Written request — Using the entries that follow, collect the lines where the word "heading" appears.

Items from a data source —
══════
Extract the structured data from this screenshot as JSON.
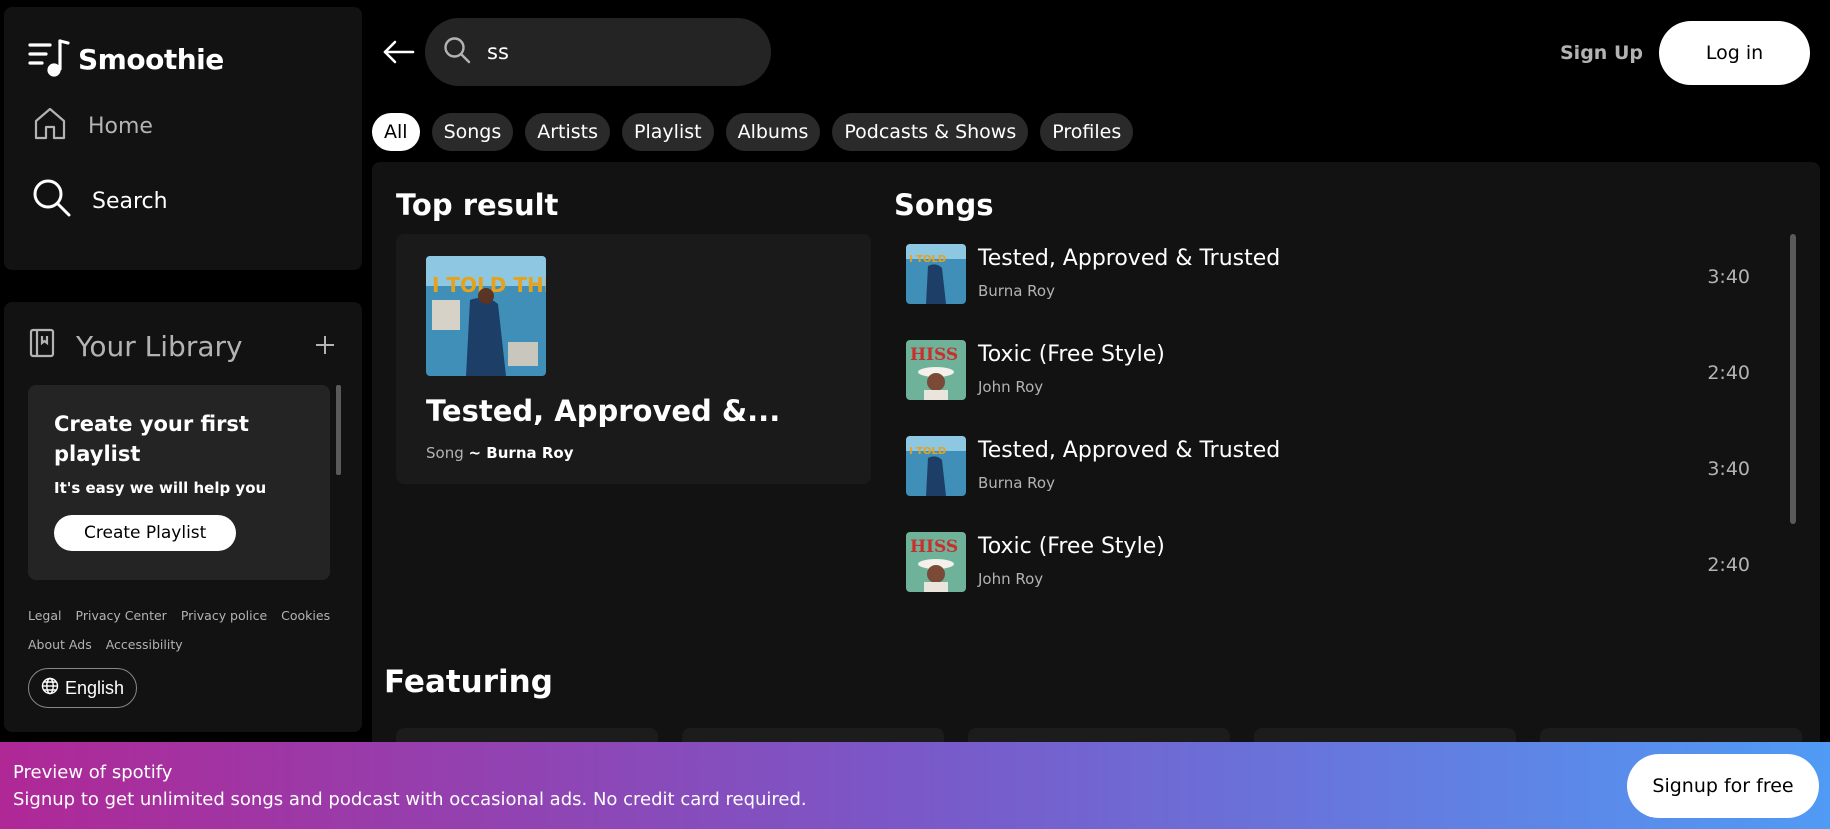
{
  "app": {
    "name": "Smoothie"
  },
  "nav": {
    "home": "Home",
    "search": "Search"
  },
  "library": {
    "title": "Your Library",
    "create_title": "Create your first playlist",
    "create_sub": "It's easy we will help you",
    "create_button": "Create Playlist",
    "footer_links": [
      "Legal",
      "Privacy Center",
      "Privacy police",
      "Cookies",
      "About Ads",
      "Accessibility"
    ],
    "language": "English"
  },
  "header": {
    "search_value": "ss",
    "signup": "Sign Up",
    "login": "Log in"
  },
  "chips": [
    "All",
    "Songs",
    "Artists",
    "Playlist",
    "Albums",
    "Podcasts & Shows",
    "Profiles"
  ],
  "chips_active_index": 0,
  "top_result": {
    "heading": "Top result",
    "title": "Tested, Approved &...",
    "type": "Song",
    "artist": "~ Burna Roy"
  },
  "songs": {
    "heading": "Songs",
    "items": [
      {
        "title": "Tested, Approved & Trusted",
        "artist": "Burna Roy",
        "duration": "3:40",
        "art": "tested"
      },
      {
        "title": "Toxic (Free Style)",
        "artist": "John Roy",
        "duration": "2:40",
        "art": "hiss"
      },
      {
        "title": "Tested, Approved & Trusted",
        "artist": "Burna Roy",
        "duration": "3:40",
        "art": "tested"
      },
      {
        "title": "Toxic (Free Style)",
        "artist": "John Roy",
        "duration": "2:40",
        "art": "hiss"
      }
    ]
  },
  "featuring": {
    "heading": "Featuring"
  },
  "banner": {
    "title": "Preview of spotify",
    "subtitle": "Signup to get unlimited songs and podcast with occasional ads. No credit card required.",
    "button": "Signup for free",
    "gradient": [
      "#af2896",
      "#509bf5"
    ]
  },
  "icons": {
    "logo": "music-note-list-icon",
    "home": "home-icon",
    "search": "search-icon",
    "library": "library-icon",
    "add": "plus-icon",
    "language": "globe-icon",
    "back": "arrow-left-icon"
  }
}
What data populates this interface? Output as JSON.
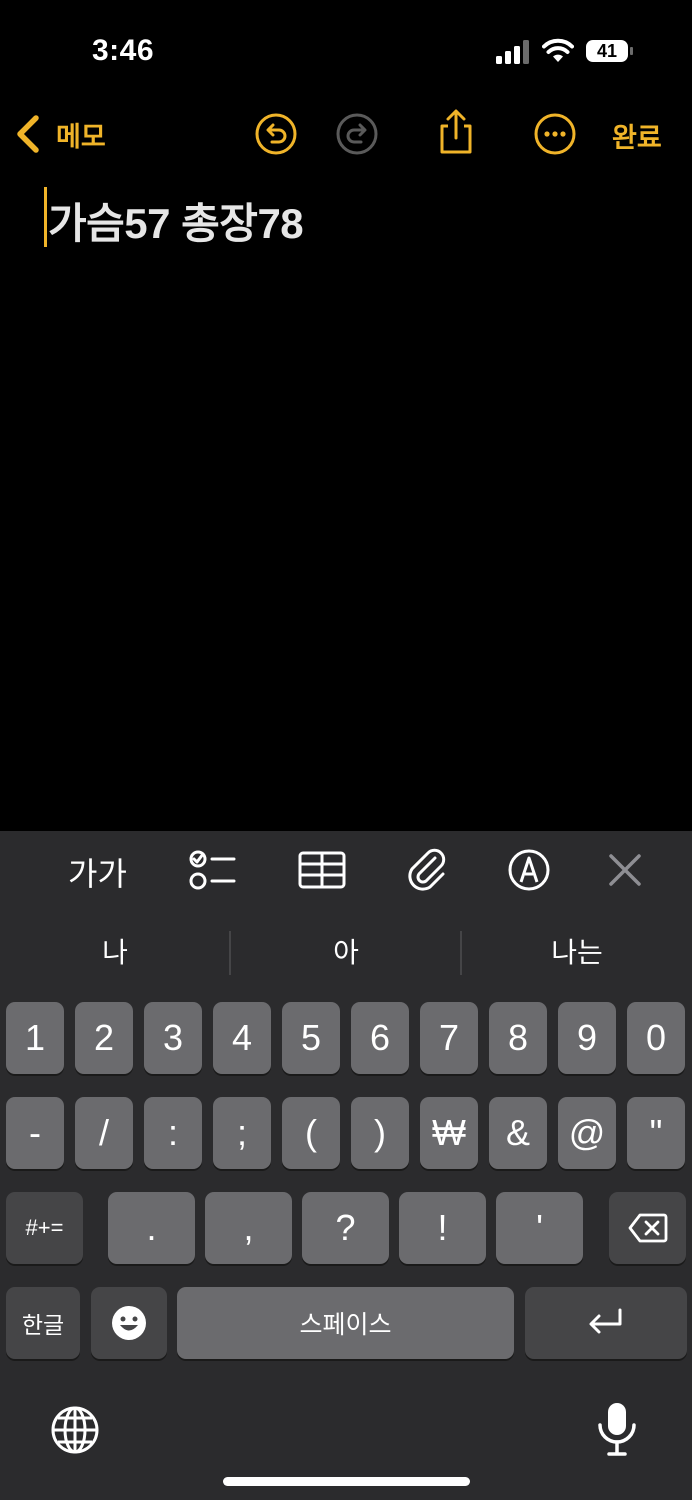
{
  "status_bar": {
    "time": "3:46",
    "battery": "41"
  },
  "nav": {
    "back_label": "메모",
    "done_label": "완료"
  },
  "note": {
    "text": "가슴57 총장78"
  },
  "format_bar": {
    "text_style_label": "가가"
  },
  "suggestions": [
    "나",
    "아",
    "나는"
  ],
  "keyboard": {
    "row1": [
      "1",
      "2",
      "3",
      "4",
      "5",
      "6",
      "7",
      "8",
      "9",
      "0"
    ],
    "row2": [
      "-",
      "/",
      ":",
      ";",
      "(",
      ")",
      "₩",
      "&",
      "@",
      "\""
    ],
    "row3": {
      "mode_label": "#+=",
      "keys": [
        ".",
        ",",
        "?",
        "!",
        "'"
      ]
    },
    "row4": {
      "lang_label": "한글",
      "space_label": "스페이스"
    }
  },
  "colors": {
    "accent": "#f0b429",
    "background": "#000000",
    "keyboard_bg": "#2b2b2d",
    "key": "#6b6b6e",
    "key_dark": "#454547"
  }
}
══════
Problem solution —
    "heading": "Top result",
    "heading": "Songs",
    "heading": "Featuring"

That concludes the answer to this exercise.